WHAT THE EXERCISE ASKS
The records that follow are to be repeated without alteration.

Records

==============================

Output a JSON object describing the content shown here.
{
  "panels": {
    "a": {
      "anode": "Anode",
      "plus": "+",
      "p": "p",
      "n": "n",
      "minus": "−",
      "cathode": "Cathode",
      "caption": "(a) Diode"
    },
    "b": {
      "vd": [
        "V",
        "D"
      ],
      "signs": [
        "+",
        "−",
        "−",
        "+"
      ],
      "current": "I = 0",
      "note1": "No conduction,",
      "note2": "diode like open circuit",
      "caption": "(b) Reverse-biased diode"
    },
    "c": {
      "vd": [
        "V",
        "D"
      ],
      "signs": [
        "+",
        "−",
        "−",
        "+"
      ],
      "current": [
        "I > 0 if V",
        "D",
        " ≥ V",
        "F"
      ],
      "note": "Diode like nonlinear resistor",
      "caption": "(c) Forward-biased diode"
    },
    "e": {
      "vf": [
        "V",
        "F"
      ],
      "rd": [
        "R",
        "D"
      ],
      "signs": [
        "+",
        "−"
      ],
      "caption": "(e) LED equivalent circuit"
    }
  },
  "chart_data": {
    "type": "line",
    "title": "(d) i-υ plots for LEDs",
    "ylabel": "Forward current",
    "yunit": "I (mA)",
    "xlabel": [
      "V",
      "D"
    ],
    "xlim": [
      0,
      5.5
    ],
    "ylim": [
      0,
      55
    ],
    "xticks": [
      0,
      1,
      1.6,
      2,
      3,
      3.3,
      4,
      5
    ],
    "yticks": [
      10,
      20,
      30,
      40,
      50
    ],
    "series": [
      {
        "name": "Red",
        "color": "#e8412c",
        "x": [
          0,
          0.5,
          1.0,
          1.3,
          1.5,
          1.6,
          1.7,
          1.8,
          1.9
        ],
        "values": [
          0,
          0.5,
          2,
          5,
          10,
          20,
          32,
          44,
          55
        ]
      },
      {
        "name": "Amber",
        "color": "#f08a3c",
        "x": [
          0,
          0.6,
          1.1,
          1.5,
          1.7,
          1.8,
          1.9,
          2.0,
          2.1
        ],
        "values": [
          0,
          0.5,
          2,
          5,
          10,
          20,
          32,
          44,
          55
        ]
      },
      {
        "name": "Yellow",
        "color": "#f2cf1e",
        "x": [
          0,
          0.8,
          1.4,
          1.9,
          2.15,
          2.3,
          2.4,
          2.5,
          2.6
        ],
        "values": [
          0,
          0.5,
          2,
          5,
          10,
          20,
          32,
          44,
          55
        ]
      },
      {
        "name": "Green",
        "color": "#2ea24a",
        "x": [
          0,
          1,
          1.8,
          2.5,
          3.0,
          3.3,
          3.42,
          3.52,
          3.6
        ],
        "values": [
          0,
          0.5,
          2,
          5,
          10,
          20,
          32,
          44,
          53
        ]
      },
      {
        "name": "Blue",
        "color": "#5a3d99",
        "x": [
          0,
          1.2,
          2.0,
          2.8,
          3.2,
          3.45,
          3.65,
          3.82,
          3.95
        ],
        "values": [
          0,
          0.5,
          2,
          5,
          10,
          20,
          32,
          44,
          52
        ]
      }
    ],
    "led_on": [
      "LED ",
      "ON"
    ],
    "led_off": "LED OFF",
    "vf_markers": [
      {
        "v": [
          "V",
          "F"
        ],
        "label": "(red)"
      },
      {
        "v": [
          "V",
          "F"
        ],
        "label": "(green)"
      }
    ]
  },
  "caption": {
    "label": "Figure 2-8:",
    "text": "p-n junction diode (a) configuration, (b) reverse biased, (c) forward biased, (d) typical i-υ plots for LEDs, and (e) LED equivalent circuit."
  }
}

==============================

CORRECT RESPONSE
Output a JSON object describing the content shown here.
{
  "panels": {
    "a": {
      "anode": "Anode",
      "plus": "+",
      "p": "p",
      "n": "n",
      "minus": "−",
      "cathode": "Cathode",
      "caption": "(a) Diode"
    },
    "b": {
      "vd": [
        "V",
        "D"
      ],
      "signs": [
        "+",
        "−",
        "−",
        "+"
      ],
      "current": "I = 0",
      "note1": "No conduction,",
      "note2": "diode like open circuit",
      "caption": "(b) Reverse-biased diode"
    },
    "c": {
      "vd": [
        "V",
        "D"
      ],
      "signs": [
        "+",
        "−",
        "−",
        "+"
      ],
      "current": [
        "I > 0 if V",
        "D",
        " ≥ V",
        "F"
      ],
      "note": "Diode like nonlinear resistor",
      "caption": "(c) Forward-biased diode"
    },
    "e": {
      "vf": [
        "V",
        "F"
      ],
      "rd": [
        "R",
        "D"
      ],
      "signs": [
        "+",
        "−"
      ],
      "caption": "(e) LED equivalent circuit"
    }
  },
  "chart_data": {
    "type": "line",
    "title": "(d) i-υ plots for LEDs",
    "ylabel": "Forward current",
    "yunit": "I (mA)",
    "xlabel": [
      "V",
      "D"
    ],
    "xlim": [
      0,
      5.5
    ],
    "ylim": [
      0,
      55
    ],
    "xticks": [
      0,
      1,
      1.6,
      2,
      3,
      3.3,
      4,
      5
    ],
    "yticks": [
      10,
      20,
      30,
      40,
      50
    ],
    "series": [
      {
        "name": "Red",
        "color": "#e8412c",
        "x": [
          0,
          0.5,
          1.0,
          1.3,
          1.5,
          1.6,
          1.7,
          1.8,
          1.9
        ],
        "values": [
          0,
          0.5,
          2,
          5,
          10,
          20,
          32,
          44,
          55
        ]
      },
      {
        "name": "Amber",
        "color": "#f08a3c",
        "x": [
          0,
          0.6,
          1.1,
          1.5,
          1.7,
          1.8,
          1.9,
          2.0,
          2.1
        ],
        "values": [
          0,
          0.5,
          2,
          5,
          10,
          20,
          32,
          44,
          55
        ]
      },
      {
        "name": "Yellow",
        "color": "#f2cf1e",
        "x": [
          0,
          0.8,
          1.4,
          1.9,
          2.15,
          2.3,
          2.4,
          2.5,
          2.6
        ],
        "values": [
          0,
          0.5,
          2,
          5,
          10,
          20,
          32,
          44,
          55
        ]
      },
      {
        "name": "Green",
        "color": "#2ea24a",
        "x": [
          0,
          1,
          1.8,
          2.5,
          3.0,
          3.3,
          3.42,
          3.52,
          3.6
        ],
        "values": [
          0,
          0.5,
          2,
          5,
          10,
          20,
          32,
          44,
          53
        ]
      },
      {
        "name": "Blue",
        "color": "#5a3d99",
        "x": [
          0,
          1.2,
          2.0,
          2.8,
          3.2,
          3.45,
          3.65,
          3.82,
          3.95
        ],
        "values": [
          0,
          0.5,
          2,
          5,
          10,
          20,
          32,
          44,
          52
        ]
      }
    ],
    "led_on": [
      "LED ",
      "ON"
    ],
    "led_off": "LED OFF",
    "vf_markers": [
      {
        "v": [
          "V",
          "F"
        ],
        "label": "(red)"
      },
      {
        "v": [
          "V",
          "F"
        ],
        "label": "(green)"
      }
    ]
  },
  "caption": {
    "label": "Figure 2-8:",
    "text": "p-n junction diode (a) configuration, (b) reverse biased, (c) forward biased, (d) typical i-υ plots for LEDs, and (e) LED equivalent circuit."
  }
}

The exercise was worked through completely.